GIVEN EXERCISE:
Return the records exactly as they are.

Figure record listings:
════════

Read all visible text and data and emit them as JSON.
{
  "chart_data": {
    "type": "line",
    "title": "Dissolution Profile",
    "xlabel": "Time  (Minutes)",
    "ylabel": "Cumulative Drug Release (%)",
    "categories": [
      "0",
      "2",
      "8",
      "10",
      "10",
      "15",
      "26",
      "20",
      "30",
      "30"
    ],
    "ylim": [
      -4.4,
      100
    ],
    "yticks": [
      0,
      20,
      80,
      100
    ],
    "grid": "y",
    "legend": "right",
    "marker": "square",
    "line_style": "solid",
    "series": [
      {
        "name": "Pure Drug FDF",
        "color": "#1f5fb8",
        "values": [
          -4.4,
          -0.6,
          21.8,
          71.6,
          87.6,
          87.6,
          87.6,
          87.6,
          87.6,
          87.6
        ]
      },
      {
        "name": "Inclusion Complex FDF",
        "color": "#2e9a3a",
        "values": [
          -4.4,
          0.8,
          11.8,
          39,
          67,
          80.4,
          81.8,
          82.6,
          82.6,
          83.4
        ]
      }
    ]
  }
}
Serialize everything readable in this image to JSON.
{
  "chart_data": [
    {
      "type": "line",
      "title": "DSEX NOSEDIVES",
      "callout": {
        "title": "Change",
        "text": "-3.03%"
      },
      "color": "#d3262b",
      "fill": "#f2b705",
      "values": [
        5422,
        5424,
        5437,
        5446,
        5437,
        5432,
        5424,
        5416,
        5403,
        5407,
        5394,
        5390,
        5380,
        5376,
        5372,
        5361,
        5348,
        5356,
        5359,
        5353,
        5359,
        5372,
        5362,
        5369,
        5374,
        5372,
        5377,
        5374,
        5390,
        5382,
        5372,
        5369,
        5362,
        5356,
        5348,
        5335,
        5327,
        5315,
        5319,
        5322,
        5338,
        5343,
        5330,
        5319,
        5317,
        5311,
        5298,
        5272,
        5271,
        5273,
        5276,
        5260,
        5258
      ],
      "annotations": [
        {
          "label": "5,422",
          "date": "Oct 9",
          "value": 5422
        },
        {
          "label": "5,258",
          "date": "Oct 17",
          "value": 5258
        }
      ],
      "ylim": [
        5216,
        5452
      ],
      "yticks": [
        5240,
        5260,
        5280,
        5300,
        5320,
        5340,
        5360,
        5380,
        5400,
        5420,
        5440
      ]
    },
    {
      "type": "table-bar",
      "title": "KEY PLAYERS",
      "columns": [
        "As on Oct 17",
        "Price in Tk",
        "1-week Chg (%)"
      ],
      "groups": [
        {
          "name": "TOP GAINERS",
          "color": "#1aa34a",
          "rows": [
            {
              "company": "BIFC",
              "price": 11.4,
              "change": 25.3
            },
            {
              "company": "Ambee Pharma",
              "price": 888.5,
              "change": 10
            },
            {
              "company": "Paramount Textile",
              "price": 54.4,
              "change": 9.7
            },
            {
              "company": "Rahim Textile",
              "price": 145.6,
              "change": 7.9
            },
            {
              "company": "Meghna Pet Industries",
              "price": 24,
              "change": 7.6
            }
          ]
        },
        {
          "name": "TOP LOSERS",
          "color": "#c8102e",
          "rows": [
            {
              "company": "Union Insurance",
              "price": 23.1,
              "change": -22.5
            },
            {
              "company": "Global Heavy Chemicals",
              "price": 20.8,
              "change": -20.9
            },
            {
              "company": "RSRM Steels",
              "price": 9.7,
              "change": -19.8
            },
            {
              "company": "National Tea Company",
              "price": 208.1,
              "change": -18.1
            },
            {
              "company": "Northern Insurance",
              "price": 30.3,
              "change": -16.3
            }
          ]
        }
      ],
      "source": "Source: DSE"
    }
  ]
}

════════

CORRECT OUTPUT:
Read all visible text and data and emit them as JSON.
{
  "chart_data": {
    "type": "line",
    "title": "Dissolution Profile",
    "xlabel": "Time  (Minutes)",
    "ylabel": "Cumulative Drug Release (%)",
    "categories": [
      "0",
      "2",
      "8",
      "10",
      "10",
      "15",
      "26",
      "20",
      "30",
      "30"
    ],
    "ylim": [
      -4.4,
      100
    ],
    "yticks": [
      0,
      20,
      80,
      100
    ],
    "grid": "y",
    "legend": "right",
    "marker": "square",
    "line_style": "solid",
    "series": [
      {
        "name": "Pure Drug FDF",
        "color": "#1f5fb8",
        "values": [
          -4.4,
          -0.6,
          21.8,
          71.6,
          87.6,
          87.6,
          87.6,
          87.6,
          87.6,
          87.6
        ]
      },
      {
        "name": "Inclusion Complex FDF",
        "color": "#2e9a3a",
        "values": [
          -4.4,
          0.8,
          11.8,
          39,
          67,
          80.4,
          81.8,
          82.6,
          82.6,
          83.4
        ]
      }
    ]
  }
}
Serialize everything readable in this image to JSON.
{
  "chart_data": [
    {
      "type": "line",
      "title": "DSEX NOSEDIVES",
      "callout": {
        "title": "Change",
        "text": "-3.03%"
      },
      "color": "#d3262b",
      "fill": "#f2b705",
      "values": [
        5422,
        5424,
        5437,
        5446,
        5437,
        5432,
        5424,
        5416,
        5403,
        5407,
        5394,
        5390,
        5380,
        5376,
        5372,
        5361,
        5348,
        5356,
        5359,
        5353,
        5359,
        5372,
        5362,
        5369,
        5374,
        5372,
        5377,
        5374,
        5390,
        5382,
        5372,
        5369,
        5362,
        5356,
        5348,
        5335,
        5327,
        5315,
        5319,
        5322,
        5338,
        5343,
        5330,
        5319,
        5317,
        5311,
        5298,
        5272,
        5271,
        5273,
        5276,
        5260,
        5258
      ],
      "annotations": [
        {
          "label": "5,422",
          "date": "Oct 9",
          "value": 5422
        },
        {
          "label": "5,258",
          "date": "Oct 17",
          "value": 5258
        }
      ],
      "ylim": [
        5216,
        5452
      ],
      "yticks": [
        5240,
        5260,
        5280,
        5300,
        5320,
        5340,
        5360,
        5380,
        5400,
        5420,
        5440
      ]
    },
    {
      "type": "table-bar",
      "title": "KEY PLAYERS",
      "columns": [
        "As on Oct 17",
        "Price in Tk",
        "1-week Chg (%)"
      ],
      "groups": [
        {
          "name": "TOP GAINERS",
          "color": "#1aa34a",
          "rows": [
            {
              "company": "BIFC",
              "price": 11.4,
              "change": 25.3
            },
            {
              "company": "Ambee Pharma",
              "price": 888.5,
              "change": 10
            },
            {
              "company": "Paramount Textile",
              "price": 54.4,
              "change": 9.7
            },
            {
              "company": "Rahim Textile",
              "price": 145.6,
              "change": 7.9
            },
            {
              "company": "Meghna Pet Industries",
              "price": 24,
              "change": 7.6
            }
          ]
        },
        {
          "name": "TOP LOSERS",
          "color": "#c8102e",
          "rows": [
            {
              "company": "Union Insurance",
              "price": 23.1,
              "change": -22.5
            },
            {
              "company": "Global Heavy Chemicals",
              "price": 20.8,
              "change": -20.9
            },
            {
              "company": "RSRM Steels",
              "price": 9.7,
              "change": -19.8
            },
            {
              "company": "National Tea Company",
              "price": 208.1,
              "change": -18.1
            },
            {
              "company": "Northern Insurance",
              "price": 30.3,
              "change": -16.3
            }
          ]
        }
      ],
      "source": "Source: DSE"
    }
  ]
}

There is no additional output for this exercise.